Given instruction
Repeat each record below exactly as given.

╭─ The input

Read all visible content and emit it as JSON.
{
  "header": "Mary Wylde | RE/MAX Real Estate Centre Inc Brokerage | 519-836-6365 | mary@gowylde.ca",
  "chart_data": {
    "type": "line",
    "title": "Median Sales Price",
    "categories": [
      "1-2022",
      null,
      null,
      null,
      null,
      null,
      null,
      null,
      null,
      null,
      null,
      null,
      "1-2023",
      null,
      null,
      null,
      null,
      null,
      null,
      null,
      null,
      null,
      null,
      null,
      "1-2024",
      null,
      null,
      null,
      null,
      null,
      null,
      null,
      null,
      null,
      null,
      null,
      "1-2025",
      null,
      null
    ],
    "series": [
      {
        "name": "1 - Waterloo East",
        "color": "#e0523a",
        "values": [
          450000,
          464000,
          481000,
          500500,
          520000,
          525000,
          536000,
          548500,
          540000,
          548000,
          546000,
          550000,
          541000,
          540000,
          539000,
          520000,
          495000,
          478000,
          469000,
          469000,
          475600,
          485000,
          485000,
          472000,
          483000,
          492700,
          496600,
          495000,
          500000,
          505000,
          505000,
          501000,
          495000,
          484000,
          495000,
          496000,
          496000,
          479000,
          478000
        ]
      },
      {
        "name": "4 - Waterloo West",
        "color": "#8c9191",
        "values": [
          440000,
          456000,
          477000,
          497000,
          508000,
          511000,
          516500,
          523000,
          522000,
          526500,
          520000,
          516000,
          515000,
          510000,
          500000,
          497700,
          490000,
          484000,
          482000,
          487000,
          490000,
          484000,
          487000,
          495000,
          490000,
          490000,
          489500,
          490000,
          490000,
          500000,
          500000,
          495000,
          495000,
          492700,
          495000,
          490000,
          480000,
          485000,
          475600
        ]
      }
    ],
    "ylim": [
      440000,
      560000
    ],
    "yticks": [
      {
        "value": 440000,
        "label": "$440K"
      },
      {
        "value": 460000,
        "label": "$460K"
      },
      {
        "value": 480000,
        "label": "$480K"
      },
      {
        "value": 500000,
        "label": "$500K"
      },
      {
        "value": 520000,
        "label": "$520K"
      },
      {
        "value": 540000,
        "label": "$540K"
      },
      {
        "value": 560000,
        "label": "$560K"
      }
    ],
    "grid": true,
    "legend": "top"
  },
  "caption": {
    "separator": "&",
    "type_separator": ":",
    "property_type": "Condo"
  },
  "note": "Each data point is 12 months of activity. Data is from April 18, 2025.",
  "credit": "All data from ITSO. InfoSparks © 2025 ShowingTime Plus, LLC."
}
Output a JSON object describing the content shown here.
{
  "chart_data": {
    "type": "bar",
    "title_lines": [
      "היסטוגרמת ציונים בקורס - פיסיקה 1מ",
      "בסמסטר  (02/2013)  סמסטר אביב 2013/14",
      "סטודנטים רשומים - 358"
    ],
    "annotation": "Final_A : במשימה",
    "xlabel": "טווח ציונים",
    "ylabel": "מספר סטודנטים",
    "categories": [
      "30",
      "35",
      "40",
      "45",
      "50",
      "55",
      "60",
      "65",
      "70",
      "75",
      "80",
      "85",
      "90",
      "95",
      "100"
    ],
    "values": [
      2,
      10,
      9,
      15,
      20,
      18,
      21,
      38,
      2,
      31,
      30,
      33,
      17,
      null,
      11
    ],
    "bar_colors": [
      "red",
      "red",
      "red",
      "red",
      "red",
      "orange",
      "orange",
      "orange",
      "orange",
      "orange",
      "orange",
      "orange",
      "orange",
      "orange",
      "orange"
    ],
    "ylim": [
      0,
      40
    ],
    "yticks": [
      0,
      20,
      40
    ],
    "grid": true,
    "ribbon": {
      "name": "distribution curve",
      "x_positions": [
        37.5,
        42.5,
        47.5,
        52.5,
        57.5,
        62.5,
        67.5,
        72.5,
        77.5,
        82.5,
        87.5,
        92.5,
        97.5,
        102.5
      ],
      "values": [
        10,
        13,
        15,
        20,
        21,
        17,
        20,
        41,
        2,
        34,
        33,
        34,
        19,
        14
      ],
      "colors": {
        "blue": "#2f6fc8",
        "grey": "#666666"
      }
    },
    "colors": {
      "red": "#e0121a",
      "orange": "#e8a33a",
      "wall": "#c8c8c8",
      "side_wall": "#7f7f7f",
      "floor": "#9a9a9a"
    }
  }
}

╰─

Correct response
Read all visible content and emit it as JSON.
{
  "header": "Mary Wylde | RE/MAX Real Estate Centre Inc Brokerage | 519-836-6365 | mary@gowylde.ca",
  "chart_data": {
    "type": "line",
    "title": "Median Sales Price",
    "categories": [
      "1-2022",
      null,
      null,
      null,
      null,
      null,
      null,
      null,
      null,
      null,
      null,
      null,
      "1-2023",
      null,
      null,
      null,
      null,
      null,
      null,
      null,
      null,
      null,
      null,
      null,
      "1-2024",
      null,
      null,
      null,
      null,
      null,
      null,
      null,
      null,
      null,
      null,
      null,
      "1-2025",
      null,
      null
    ],
    "series": [
      {
        "name": "1 - Waterloo East",
        "color": "#e0523a",
        "values": [
          450000,
          464000,
          481000,
          500500,
          520000,
          525000,
          536000,
          548500,
          540000,
          548000,
          546000,
          550000,
          541000,
          540000,
          539000,
          520000,
          495000,
          478000,
          469000,
          469000,
          475600,
          485000,
          485000,
          472000,
          483000,
          492700,
          496600,
          495000,
          500000,
          505000,
          505000,
          501000,
          495000,
          484000,
          495000,
          496000,
          496000,
          479000,
          478000
        ]
      },
      {
        "name": "4 - Waterloo West",
        "color": "#8c9191",
        "values": [
          440000,
          456000,
          477000,
          497000,
          508000,
          511000,
          516500,
          523000,
          522000,
          526500,
          520000,
          516000,
          515000,
          510000,
          500000,
          497700,
          490000,
          484000,
          482000,
          487000,
          490000,
          484000,
          487000,
          495000,
          490000,
          490000,
          489500,
          490000,
          490000,
          500000,
          500000,
          495000,
          495000,
          492700,
          495000,
          490000,
          480000,
          485000,
          475600
        ]
      }
    ],
    "ylim": [
      440000,
      560000
    ],
    "yticks": [
      {
        "value": 440000,
        "label": "$440K"
      },
      {
        "value": 460000,
        "label": "$460K"
      },
      {
        "value": 480000,
        "label": "$480K"
      },
      {
        "value": 500000,
        "label": "$500K"
      },
      {
        "value": 520000,
        "label": "$520K"
      },
      {
        "value": 540000,
        "label": "$540K"
      },
      {
        "value": 560000,
        "label": "$560K"
      }
    ],
    "grid": true,
    "legend": "top"
  },
  "caption": {
    "separator": "&",
    "type_separator": ":",
    "property_type": "Condo"
  },
  "note": "Each data point is 12 months of activity. Data is from April 18, 2025.",
  "credit": "All data from ITSO. InfoSparks © 2025 ShowingTime Plus, LLC."
}
Output a JSON object describing the content shown here.
{
  "chart_data": {
    "type": "bar",
    "title_lines": [
      "היסטוגרמת ציונים בקורס - פיסיקה 1מ",
      "בסמסטר  (02/2013)  סמסטר אביב 2013/14",
      "סטודנטים רשומים - 358"
    ],
    "annotation": "Final_A : במשימה",
    "xlabel": "טווח ציונים",
    "ylabel": "מספר סטודנטים",
    "categories": [
      "30",
      "35",
      "40",
      "45",
      "50",
      "55",
      "60",
      "65",
      "70",
      "75",
      "80",
      "85",
      "90",
      "95",
      "100"
    ],
    "values": [
      2,
      10,
      9,
      15,
      20,
      18,
      21,
      38,
      2,
      31,
      30,
      33,
      17,
      null,
      11
    ],
    "bar_colors": [
      "red",
      "red",
      "red",
      "red",
      "red",
      "orange",
      "orange",
      "orange",
      "orange",
      "orange",
      "orange",
      "orange",
      "orange",
      "orange",
      "orange"
    ],
    "ylim": [
      0,
      40
    ],
    "yticks": [
      0,
      20,
      40
    ],
    "grid": true,
    "ribbon": {
      "name": "distribution curve",
      "x_positions": [
        37.5,
        42.5,
        47.5,
        52.5,
        57.5,
        62.5,
        67.5,
        72.5,
        77.5,
        82.5,
        87.5,
        92.5,
        97.5,
        102.5
      ],
      "values": [
        10,
        13,
        15,
        20,
        21,
        17,
        20,
        41,
        2,
        34,
        33,
        34,
        19,
        14
      ],
      "colors": {
        "blue": "#2f6fc8",
        "grey": "#666666"
      }
    },
    "colors": {
      "red": "#e0121a",
      "orange": "#e8a33a",
      "wall": "#c8c8c8",
      "side_wall": "#7f7f7f",
      "floor": "#9a9a9a"
    }
  }
}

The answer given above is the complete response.